• Do this: Please repeat these records with every "place-label" swapped for "location-label", leaving everything else untouched.
--- begin Records for this exercise ---
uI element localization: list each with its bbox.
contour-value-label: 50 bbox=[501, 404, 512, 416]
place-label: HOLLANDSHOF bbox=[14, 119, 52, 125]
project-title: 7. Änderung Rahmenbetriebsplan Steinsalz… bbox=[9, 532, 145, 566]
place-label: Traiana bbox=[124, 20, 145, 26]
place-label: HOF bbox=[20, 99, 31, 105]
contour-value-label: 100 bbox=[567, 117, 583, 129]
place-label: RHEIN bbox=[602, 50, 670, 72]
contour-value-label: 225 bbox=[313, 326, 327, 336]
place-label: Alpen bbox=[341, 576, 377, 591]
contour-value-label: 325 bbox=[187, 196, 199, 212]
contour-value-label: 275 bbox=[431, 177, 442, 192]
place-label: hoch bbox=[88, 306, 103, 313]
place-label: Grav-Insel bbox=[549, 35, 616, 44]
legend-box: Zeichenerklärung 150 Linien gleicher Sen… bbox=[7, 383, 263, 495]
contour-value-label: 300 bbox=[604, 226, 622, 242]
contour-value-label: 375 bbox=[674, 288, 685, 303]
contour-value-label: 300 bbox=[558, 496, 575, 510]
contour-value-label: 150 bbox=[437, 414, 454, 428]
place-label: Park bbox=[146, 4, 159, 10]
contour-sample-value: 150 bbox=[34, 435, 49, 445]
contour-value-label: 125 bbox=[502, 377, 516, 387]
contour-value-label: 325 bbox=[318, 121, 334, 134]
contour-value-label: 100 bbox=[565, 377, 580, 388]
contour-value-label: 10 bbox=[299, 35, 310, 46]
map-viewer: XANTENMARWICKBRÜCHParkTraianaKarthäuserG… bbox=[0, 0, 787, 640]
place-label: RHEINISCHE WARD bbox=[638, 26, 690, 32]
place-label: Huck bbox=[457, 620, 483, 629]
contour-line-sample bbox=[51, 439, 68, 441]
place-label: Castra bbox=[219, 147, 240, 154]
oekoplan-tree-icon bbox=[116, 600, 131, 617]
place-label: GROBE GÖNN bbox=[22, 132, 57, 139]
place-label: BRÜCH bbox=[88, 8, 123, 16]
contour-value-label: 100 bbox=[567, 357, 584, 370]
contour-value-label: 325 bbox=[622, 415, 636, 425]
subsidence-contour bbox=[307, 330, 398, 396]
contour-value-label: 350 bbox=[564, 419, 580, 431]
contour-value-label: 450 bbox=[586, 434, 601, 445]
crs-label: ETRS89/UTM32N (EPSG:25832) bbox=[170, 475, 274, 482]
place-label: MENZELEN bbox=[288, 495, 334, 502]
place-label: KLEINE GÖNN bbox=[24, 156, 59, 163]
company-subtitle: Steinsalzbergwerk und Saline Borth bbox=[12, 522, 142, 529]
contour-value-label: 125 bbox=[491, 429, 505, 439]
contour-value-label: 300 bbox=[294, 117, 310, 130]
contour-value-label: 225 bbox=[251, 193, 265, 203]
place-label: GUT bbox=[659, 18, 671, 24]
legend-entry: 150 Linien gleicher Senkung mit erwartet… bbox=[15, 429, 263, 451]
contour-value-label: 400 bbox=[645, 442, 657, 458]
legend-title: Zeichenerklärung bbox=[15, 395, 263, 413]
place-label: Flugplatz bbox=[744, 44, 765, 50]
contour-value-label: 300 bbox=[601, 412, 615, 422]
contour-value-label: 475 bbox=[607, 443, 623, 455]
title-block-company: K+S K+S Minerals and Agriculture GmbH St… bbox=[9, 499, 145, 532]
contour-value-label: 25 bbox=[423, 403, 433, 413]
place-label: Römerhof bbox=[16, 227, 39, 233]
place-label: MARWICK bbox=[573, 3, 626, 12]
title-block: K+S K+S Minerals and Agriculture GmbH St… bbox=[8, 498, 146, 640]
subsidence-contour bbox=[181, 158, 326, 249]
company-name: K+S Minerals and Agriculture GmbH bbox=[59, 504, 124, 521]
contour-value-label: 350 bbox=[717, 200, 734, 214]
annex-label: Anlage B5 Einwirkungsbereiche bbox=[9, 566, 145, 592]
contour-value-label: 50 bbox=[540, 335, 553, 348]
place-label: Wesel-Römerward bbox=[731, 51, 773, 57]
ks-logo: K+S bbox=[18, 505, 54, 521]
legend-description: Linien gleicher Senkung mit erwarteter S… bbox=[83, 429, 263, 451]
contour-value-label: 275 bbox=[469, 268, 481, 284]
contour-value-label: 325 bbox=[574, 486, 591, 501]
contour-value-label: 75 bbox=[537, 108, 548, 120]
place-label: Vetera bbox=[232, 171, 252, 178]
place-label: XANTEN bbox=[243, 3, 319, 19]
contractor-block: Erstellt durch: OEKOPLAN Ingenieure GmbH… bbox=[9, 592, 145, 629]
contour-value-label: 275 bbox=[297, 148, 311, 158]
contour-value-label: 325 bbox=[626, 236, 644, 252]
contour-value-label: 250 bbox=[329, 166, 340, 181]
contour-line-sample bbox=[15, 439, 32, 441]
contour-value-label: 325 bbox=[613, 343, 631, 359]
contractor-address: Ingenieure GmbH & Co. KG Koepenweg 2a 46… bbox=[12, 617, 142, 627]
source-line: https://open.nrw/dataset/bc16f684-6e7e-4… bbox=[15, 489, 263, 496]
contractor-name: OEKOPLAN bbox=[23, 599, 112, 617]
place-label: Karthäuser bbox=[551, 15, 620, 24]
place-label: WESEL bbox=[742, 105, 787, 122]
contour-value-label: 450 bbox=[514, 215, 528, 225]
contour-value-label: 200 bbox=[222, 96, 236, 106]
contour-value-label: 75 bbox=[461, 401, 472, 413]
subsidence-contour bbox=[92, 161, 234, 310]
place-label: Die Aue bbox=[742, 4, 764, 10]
--- end Records for this exercise ---
• Answer to the exercise:
uI element localization: list each with its bbox.
contour-value-label: 50 bbox=[501, 404, 512, 416]
location-label: HOLLANDSHOF bbox=[14, 119, 52, 125]
project-title: 7. Änderung Rahmenbetriebsplan Steinsalz… bbox=[9, 532, 145, 566]
location-label: Traiana bbox=[124, 20, 145, 26]
location-label: HOF bbox=[20, 99, 31, 105]
contour-value-label: 100 bbox=[567, 117, 583, 129]
location-label: RHEIN bbox=[602, 50, 670, 72]
contour-value-label: 225 bbox=[313, 326, 327, 336]
location-label: Alpen bbox=[341, 576, 377, 591]
contour-value-label: 325 bbox=[187, 196, 199, 212]
contour-value-label: 275 bbox=[431, 177, 442, 192]
location-label: hoch bbox=[88, 306, 103, 313]
location-label: Grav-Insel bbox=[549, 35, 616, 44]
legend-box: Zeichenerklärung 150 Linien gleicher Sen… bbox=[7, 383, 263, 495]
contour-value-label: 300 bbox=[604, 226, 622, 242]
contour-value-label: 375 bbox=[674, 288, 685, 303]
contour-value-label: 300 bbox=[558, 496, 575, 510]
contour-value-label: 150 bbox=[437, 414, 454, 428]
location-label: Park bbox=[146, 4, 159, 10]
contour-sample-value: 150 bbox=[34, 435, 49, 445]
contour-value-label: 125 bbox=[502, 377, 516, 387]
contour-value-label: 325 bbox=[318, 121, 334, 134]
contour-value-label: 100 bbox=[565, 377, 580, 388]
contour-value-label: 10 bbox=[299, 35, 310, 46]
map-viewer: XANTENMARWICKBRÜCHParkTraianaKarthäuserG… bbox=[0, 0, 787, 640]
location-label: RHEINISCHE WARD bbox=[638, 26, 690, 32]
location-label: Huck bbox=[457, 620, 483, 629]
contour-line-sample bbox=[51, 439, 68, 441]
location-label: Castra bbox=[219, 147, 240, 154]
oekoplan-tree-icon bbox=[116, 600, 131, 617]
location-label: GROBE GÖNN bbox=[22, 132, 57, 139]
location-label: BRÜCH bbox=[88, 8, 123, 16]
contour-value-label: 100 bbox=[567, 357, 584, 370]
contour-value-label: 325 bbox=[622, 415, 636, 425]
subsidence-contour bbox=[307, 330, 398, 396]
contour-value-label: 350 bbox=[564, 419, 580, 431]
contour-value-label: 450 bbox=[586, 434, 601, 445]
crs-label: ETRS89/UTM32N (EPSG:25832) bbox=[170, 475, 274, 482]
location-label: MENZELEN bbox=[288, 495, 334, 502]
location-label: KLEINE GÖNN bbox=[24, 156, 59, 163]
company-subtitle: Steinsalzbergwerk und Saline Borth bbox=[12, 522, 142, 529]
contour-value-label: 125 bbox=[491, 429, 505, 439]
contour-value-label: 300 bbox=[294, 117, 310, 130]
contour-value-label: 225 bbox=[251, 193, 265, 203]
location-label: GUT bbox=[659, 18, 671, 24]
legend-entry: 150 Linien gleicher Senkung mit erwartet… bbox=[15, 429, 263, 451]
contour-value-label: 400 bbox=[645, 442, 657, 458]
legend-title: Zeichenerklärung bbox=[15, 395, 263, 413]
location-label: Flugplatz bbox=[744, 44, 765, 50]
contour-value-label: 300 bbox=[601, 412, 615, 422]
contour-value-label: 475 bbox=[607, 443, 623, 455]
title-block-company: K+S K+S Minerals and Agriculture GmbH St… bbox=[9, 499, 145, 532]
contour-value-label: 25 bbox=[423, 403, 433, 413]
location-label: Römerhof bbox=[16, 227, 39, 233]
location-label: MARWICK bbox=[573, 3, 626, 12]
title-block: K+S K+S Minerals and Agriculture GmbH St… bbox=[8, 498, 146, 640]
subsidence-contour bbox=[181, 158, 326, 249]
company-name: K+S Minerals and Agriculture GmbH bbox=[59, 504, 124, 521]
contour-value-label: 350 bbox=[717, 200, 734, 214]
annex-label: Anlage B5 Einwirkungsbereiche bbox=[9, 566, 145, 592]
contour-value-label: 50 bbox=[540, 335, 553, 348]
location-label: Wesel-Römerward bbox=[731, 51, 773, 57]
ks-logo: K+S bbox=[18, 505, 54, 521]
legend-description: Linien gleicher Senkung mit erwarteter S… bbox=[83, 429, 263, 451]
contour-value-label: 275 bbox=[469, 268, 481, 284]
contour-value-label: 325 bbox=[574, 486, 591, 501]
contour-value-label: 75 bbox=[537, 108, 548, 120]
location-label: Vetera bbox=[232, 171, 252, 178]
location-label: XANTEN bbox=[243, 3, 319, 19]
contractor-block: Erstellt durch: OEKOPLAN Ingenieure GmbH… bbox=[9, 592, 145, 629]
contour-value-label: 275 bbox=[297, 148, 311, 158]
contour-value-label: 325 bbox=[626, 236, 644, 252]
contour-value-label: 250 bbox=[329, 166, 340, 181]
contour-line-sample bbox=[15, 439, 32, 441]
contour-value-label: 325 bbox=[613, 343, 631, 359]
contractor-address: Ingenieure GmbH & Co. KG Koepenweg 2a 46… bbox=[12, 617, 142, 627]
source-line: https://open.nrw/dataset/bc16f684-6e7e-4… bbox=[15, 489, 263, 496]
contractor-name: OEKOPLAN bbox=[23, 599, 112, 617]
location-label: Karthäuser bbox=[551, 15, 620, 24]
location-label: WESEL bbox=[742, 105, 787, 122]
contour-value-label: 450 bbox=[514, 215, 528, 225]
contour-value-label: 200 bbox=[222, 96, 236, 106]
contour-value-label: 75 bbox=[461, 401, 472, 413]
subsidence-contour bbox=[92, 161, 234, 310]
location-label: Die Aue bbox=[742, 4, 764, 10]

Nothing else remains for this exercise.